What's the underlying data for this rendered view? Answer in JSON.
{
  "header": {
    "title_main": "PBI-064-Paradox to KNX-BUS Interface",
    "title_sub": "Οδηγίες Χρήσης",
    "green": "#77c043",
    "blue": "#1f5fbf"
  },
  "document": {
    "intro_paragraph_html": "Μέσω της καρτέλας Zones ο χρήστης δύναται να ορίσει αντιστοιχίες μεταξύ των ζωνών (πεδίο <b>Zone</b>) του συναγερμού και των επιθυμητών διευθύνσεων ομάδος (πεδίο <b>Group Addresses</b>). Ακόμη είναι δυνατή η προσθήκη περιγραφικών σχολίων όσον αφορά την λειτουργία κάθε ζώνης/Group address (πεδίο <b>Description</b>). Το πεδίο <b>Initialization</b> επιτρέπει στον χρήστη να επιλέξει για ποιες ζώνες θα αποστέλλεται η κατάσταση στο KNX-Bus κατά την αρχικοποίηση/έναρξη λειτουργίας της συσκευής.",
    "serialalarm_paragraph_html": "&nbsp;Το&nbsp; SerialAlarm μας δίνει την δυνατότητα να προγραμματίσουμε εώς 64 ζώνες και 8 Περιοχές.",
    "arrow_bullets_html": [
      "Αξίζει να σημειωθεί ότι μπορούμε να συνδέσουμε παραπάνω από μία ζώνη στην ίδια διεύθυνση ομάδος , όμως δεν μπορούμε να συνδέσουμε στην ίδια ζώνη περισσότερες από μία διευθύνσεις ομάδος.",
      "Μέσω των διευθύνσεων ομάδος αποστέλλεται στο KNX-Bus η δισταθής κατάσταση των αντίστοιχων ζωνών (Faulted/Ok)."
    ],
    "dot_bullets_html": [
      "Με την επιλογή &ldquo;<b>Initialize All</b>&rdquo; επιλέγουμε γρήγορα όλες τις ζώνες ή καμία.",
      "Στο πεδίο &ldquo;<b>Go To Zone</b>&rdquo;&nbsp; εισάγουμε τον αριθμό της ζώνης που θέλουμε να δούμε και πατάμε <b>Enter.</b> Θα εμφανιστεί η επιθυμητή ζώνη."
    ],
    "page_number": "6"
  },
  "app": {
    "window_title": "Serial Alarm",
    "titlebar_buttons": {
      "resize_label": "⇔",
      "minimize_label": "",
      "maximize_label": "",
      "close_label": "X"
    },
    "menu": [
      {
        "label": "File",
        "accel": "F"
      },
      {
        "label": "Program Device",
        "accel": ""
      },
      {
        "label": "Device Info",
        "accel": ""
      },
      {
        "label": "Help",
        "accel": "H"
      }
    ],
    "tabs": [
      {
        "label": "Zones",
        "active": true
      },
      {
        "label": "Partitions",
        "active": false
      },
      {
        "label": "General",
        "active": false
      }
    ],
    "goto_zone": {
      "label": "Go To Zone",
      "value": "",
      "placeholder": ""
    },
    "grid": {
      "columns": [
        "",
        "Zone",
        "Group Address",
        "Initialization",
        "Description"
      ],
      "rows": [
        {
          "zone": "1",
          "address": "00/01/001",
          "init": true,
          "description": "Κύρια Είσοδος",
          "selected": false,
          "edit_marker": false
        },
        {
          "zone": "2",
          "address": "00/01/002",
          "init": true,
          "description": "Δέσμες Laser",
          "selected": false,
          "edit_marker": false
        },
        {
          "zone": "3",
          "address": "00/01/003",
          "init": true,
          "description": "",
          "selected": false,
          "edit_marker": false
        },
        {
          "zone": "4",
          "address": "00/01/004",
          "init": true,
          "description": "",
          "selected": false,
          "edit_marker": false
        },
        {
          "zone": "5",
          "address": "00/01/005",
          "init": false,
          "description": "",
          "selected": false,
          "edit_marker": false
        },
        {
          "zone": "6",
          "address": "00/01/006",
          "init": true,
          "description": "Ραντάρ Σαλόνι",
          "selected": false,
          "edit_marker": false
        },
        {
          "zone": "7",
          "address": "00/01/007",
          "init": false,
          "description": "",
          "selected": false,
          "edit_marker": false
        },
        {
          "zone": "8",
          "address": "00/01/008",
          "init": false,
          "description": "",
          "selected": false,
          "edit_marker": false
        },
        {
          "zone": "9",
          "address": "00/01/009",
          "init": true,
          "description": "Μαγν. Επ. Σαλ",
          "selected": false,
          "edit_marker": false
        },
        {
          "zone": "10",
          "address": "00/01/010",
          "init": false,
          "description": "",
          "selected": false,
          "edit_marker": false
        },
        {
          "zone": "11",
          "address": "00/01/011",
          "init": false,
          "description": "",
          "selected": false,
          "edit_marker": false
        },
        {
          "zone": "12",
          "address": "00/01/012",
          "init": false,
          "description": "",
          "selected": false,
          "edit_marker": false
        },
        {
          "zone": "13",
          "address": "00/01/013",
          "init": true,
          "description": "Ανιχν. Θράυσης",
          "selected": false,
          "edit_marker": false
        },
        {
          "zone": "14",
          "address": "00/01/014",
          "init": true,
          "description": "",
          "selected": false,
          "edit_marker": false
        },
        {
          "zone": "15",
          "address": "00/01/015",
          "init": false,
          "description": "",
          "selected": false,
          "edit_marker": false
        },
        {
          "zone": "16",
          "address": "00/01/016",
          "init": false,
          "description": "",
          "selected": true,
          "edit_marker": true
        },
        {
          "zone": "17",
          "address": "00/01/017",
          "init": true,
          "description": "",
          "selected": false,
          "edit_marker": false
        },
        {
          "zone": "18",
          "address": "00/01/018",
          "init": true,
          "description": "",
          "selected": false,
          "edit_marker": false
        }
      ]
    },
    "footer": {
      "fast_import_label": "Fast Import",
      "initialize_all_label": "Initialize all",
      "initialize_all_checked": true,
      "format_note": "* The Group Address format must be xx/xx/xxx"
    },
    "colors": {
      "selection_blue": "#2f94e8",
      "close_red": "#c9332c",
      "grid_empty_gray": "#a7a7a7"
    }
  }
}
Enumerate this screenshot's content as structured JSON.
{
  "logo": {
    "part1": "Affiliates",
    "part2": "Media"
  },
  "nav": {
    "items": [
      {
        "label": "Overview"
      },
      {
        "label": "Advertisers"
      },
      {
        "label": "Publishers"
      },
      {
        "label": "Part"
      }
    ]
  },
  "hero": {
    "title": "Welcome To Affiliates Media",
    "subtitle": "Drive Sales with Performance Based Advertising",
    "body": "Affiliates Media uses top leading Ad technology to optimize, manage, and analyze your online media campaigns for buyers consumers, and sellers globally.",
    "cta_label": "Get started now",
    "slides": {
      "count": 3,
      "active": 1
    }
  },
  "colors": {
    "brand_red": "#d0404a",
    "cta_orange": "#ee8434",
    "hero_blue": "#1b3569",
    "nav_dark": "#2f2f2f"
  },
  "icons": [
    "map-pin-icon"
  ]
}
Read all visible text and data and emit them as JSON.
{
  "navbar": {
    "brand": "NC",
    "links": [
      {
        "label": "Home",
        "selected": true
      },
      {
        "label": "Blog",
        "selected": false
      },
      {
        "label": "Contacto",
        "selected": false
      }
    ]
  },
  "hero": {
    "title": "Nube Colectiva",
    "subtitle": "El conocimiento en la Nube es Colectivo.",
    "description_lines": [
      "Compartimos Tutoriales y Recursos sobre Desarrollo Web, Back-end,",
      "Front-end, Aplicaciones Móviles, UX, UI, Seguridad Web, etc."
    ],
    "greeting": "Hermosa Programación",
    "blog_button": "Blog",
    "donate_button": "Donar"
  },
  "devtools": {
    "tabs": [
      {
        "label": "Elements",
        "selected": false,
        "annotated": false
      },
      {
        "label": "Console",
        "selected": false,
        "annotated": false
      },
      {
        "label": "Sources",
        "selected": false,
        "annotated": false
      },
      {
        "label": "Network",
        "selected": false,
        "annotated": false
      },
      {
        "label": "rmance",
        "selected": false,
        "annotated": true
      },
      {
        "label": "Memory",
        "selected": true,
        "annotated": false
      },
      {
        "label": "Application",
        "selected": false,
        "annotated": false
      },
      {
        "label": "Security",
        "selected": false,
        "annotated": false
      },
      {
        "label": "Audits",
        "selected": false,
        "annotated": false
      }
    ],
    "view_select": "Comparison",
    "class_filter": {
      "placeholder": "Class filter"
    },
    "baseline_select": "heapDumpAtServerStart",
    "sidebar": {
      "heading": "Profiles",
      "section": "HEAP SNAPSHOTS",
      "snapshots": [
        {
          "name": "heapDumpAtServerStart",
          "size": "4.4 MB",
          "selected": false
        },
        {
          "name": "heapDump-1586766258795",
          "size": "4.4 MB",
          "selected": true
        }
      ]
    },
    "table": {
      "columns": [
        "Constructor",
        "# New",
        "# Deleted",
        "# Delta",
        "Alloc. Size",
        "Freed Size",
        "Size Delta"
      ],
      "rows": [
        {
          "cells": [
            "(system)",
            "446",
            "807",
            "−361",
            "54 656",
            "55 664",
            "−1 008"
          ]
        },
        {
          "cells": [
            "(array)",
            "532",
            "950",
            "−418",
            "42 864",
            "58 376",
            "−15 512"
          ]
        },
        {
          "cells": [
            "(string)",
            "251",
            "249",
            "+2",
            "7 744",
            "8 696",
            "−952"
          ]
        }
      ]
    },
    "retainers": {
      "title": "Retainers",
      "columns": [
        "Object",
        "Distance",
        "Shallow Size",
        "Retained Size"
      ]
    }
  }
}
__________
### Set exercise
From the entries above, collect every line with the string "data" in it.

### Exercise solution
What's the underlying data for this rendered view? Answer in JSON.
Read all visible text and data and emit them as JSON.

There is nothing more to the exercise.